What the exercise asks
Rewrite every line of the entries below as a numbered list, omitting any blank lines.

═══ Information provided

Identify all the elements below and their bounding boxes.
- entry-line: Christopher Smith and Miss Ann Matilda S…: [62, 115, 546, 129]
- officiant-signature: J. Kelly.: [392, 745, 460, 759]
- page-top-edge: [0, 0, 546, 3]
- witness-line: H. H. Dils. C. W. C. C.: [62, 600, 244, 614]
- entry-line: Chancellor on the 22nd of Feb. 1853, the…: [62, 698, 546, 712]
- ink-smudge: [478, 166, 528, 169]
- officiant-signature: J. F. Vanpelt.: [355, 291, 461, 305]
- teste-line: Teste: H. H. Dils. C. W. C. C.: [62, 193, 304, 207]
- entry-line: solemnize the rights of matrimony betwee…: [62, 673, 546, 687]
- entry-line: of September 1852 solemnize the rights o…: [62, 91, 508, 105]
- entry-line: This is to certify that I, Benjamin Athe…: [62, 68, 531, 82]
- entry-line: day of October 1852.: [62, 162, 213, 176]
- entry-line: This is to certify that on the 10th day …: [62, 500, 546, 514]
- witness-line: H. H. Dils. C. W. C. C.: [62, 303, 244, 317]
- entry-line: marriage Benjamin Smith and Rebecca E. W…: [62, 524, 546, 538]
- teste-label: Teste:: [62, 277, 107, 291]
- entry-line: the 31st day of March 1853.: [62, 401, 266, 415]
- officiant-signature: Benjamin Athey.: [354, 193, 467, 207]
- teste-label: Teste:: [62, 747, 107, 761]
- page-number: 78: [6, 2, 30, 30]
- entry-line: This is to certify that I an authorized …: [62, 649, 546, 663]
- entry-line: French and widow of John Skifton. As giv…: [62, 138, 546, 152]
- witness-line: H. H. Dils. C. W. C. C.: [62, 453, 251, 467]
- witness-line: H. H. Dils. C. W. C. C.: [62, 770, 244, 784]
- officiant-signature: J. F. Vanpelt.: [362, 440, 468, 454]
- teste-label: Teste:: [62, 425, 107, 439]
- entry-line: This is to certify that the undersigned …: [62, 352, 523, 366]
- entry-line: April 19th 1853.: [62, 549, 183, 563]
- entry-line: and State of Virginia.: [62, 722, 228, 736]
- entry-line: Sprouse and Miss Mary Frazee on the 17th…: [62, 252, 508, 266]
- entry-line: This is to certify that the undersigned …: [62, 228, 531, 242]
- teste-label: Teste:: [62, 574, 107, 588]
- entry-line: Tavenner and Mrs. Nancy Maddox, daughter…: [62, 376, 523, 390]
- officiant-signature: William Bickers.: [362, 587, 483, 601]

══════

The reply
1. Identify all the elements below and their bounding boxes.
2. - entry-line: Christopher Smith and Miss Ann Matilda S…: [62, 115, 546, 129]
3. - officiant-signature: J. Kelly.: [392, 745, 460, 759]
4. - page-top-edge: [0, 0, 546, 3]
5. - witness-line: H. H. Dils. C. W. C. C.: [62, 600, 244, 614]
6. - entry-line: Chancellor on the 22nd of Feb. 1853, the…: [62, 698, 546, 712]
7. - ink-smudge: [478, 166, 528, 169]
8. - officiant-signature: J. F. Vanpelt.: [355, 291, 461, 305]
9. - teste-line: Teste: H. H. Dils. C. W. C. C.: [62, 193, 304, 207]
10. - entry-line: solemnize the rights of matrimony betwee…: [62, 673, 546, 687]
11. - entry-line: of September 1852 solemnize the rights o…: [62, 91, 508, 105]
12. - entry-line: This is to certify that I, Benjamin Athe…: [62, 68, 531, 82]
13. - entry-line: day of October 1852.: [62, 162, 213, 176]
14. - entry-line: This is to certify that on the 10th day …: [62, 500, 546, 514]
15. - witness-line: H. H. Dils. C. W. C. C.: [62, 303, 244, 317]
16. - entry-line: marriage Benjamin Smith and Rebecca E. W…: [62, 524, 546, 538]
17. - teste-label: Teste:: [62, 277, 107, 291]
18. - entry-line: the 31st day of March 1853.: [62, 401, 266, 415]
19. - officiant-signature: Benjamin Athey.: [354, 193, 467, 207]
20. - teste-label: Teste:: [62, 747, 107, 761]
21. - page-number: 78: [6, 2, 30, 30]
22. - entry-line: This is to certify that I an authorized …: [62, 649, 546, 663]
23. - entry-line: French and widow of John Skifton. As giv…: [62, 138, 546, 152]
24. - witness-line: H. H. Dils. C. W. C. C.: [62, 453, 251, 467]
25. - witness-line: H. H. Dils. C. W. C. C.: [62, 770, 244, 784]
26. - officiant-signature: J. F. Vanpelt.: [362, 440, 468, 454]
27. - teste-label: Teste:: [62, 425, 107, 439]
28. - entry-line: This is to certify that the undersigned …: [62, 352, 523, 366]
29. - entry-line: April 19th 1853.: [62, 549, 183, 563]
30. - entry-line: and State of Virginia.: [62, 722, 228, 736]
31. - entry-line: Sprouse and Miss Mary Frazee on the 17th…: [62, 252, 508, 266]
32. - entry-line: This is to certify that the undersigned …: [62, 228, 531, 242]
33. - teste-label: Teste:: [62, 574, 107, 588]
34. - entry-line: Tavenner and Mrs. Nancy Maddox, daughter…: [62, 376, 523, 390]
35. - officiant-signature: William Bickers.: [362, 587, 483, 601]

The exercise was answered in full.